WHAT YOU ARE ASKED TO DO:
Each record needs to be echoed exactly; can you do that?

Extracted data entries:
::::
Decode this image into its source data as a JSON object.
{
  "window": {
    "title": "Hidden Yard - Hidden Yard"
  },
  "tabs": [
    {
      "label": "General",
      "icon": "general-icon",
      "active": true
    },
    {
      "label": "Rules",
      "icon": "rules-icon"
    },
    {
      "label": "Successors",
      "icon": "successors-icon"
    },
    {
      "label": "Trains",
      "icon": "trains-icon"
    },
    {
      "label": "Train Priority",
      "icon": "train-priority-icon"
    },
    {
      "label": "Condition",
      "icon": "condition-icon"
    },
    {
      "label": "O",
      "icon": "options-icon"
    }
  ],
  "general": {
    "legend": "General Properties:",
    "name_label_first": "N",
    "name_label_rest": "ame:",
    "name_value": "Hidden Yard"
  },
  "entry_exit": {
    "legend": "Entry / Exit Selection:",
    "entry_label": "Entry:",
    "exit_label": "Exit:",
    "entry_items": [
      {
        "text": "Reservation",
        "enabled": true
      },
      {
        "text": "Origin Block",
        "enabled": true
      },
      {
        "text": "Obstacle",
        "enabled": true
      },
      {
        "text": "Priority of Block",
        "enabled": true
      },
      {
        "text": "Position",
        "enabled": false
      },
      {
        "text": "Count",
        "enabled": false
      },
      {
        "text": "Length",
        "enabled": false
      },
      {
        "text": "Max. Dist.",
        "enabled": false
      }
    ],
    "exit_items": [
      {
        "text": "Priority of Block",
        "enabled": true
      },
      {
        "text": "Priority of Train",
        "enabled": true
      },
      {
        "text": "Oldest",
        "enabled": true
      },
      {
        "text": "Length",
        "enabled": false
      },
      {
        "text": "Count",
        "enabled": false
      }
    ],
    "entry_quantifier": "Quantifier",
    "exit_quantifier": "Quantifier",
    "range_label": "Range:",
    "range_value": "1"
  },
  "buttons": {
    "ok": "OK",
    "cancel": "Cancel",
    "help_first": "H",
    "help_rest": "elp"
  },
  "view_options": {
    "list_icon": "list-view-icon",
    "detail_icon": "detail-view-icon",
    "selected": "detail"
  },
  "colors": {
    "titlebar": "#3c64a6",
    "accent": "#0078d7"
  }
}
::::
OUTPUT OF THE EXERCISE:
Decode this image into its source data as a JSON object.
{
  "window": {
    "title": "Hidden Yard - Hidden Yard"
  },
  "tabs": [
    {
      "label": "General",
      "icon": "general-icon",
      "active": true
    },
    {
      "label": "Rules",
      "icon": "rules-icon"
    },
    {
      "label": "Successors",
      "icon": "successors-icon"
    },
    {
      "label": "Trains",
      "icon": "trains-icon"
    },
    {
      "label": "Train Priority",
      "icon": "train-priority-icon"
    },
    {
      "label": "Condition",
      "icon": "condition-icon"
    },
    {
      "label": "O",
      "icon": "options-icon"
    }
  ],
  "general": {
    "legend": "General Properties:",
    "name_label_first": "N",
    "name_label_rest": "ame:",
    "name_value": "Hidden Yard"
  },
  "entry_exit": {
    "legend": "Entry / Exit Selection:",
    "entry_label": "Entry:",
    "exit_label": "Exit:",
    "entry_items": [
      {
        "text": "Reservation",
        "enabled": true
      },
      {
        "text": "Origin Block",
        "enabled": true
      },
      {
        "text": "Obstacle",
        "enabled": true
      },
      {
        "text": "Priority of Block",
        "enabled": true
      },
      {
        "text": "Position",
        "enabled": false
      },
      {
        "text": "Count",
        "enabled": false
      },
      {
        "text": "Length",
        "enabled": false
      },
      {
        "text": "Max. Dist.",
        "enabled": false
      }
    ],
    "exit_items": [
      {
        "text": "Priority of Block",
        "enabled": true
      },
      {
        "text": "Priority of Train",
        "enabled": true
      },
      {
        "text": "Oldest",
        "enabled": true
      },
      {
        "text": "Length",
        "enabled": false
      },
      {
        "text": "Count",
        "enabled": false
      }
    ],
    "entry_quantifier": "Quantifier",
    "exit_quantifier": "Quantifier",
    "range_label": "Range:",
    "range_value": "1"
  },
  "buttons": {
    "ok": "OK",
    "cancel": "Cancel",
    "help_first": "H",
    "help_rest": "elp"
  },
  "view_options": {
    "list_icon": "list-view-icon",
    "detail_icon": "detail-view-icon",
    "selected": "detail"
  },
  "colors": {
    "titlebar": "#3c64a6",
    "accent": "#0078d7"
  }
}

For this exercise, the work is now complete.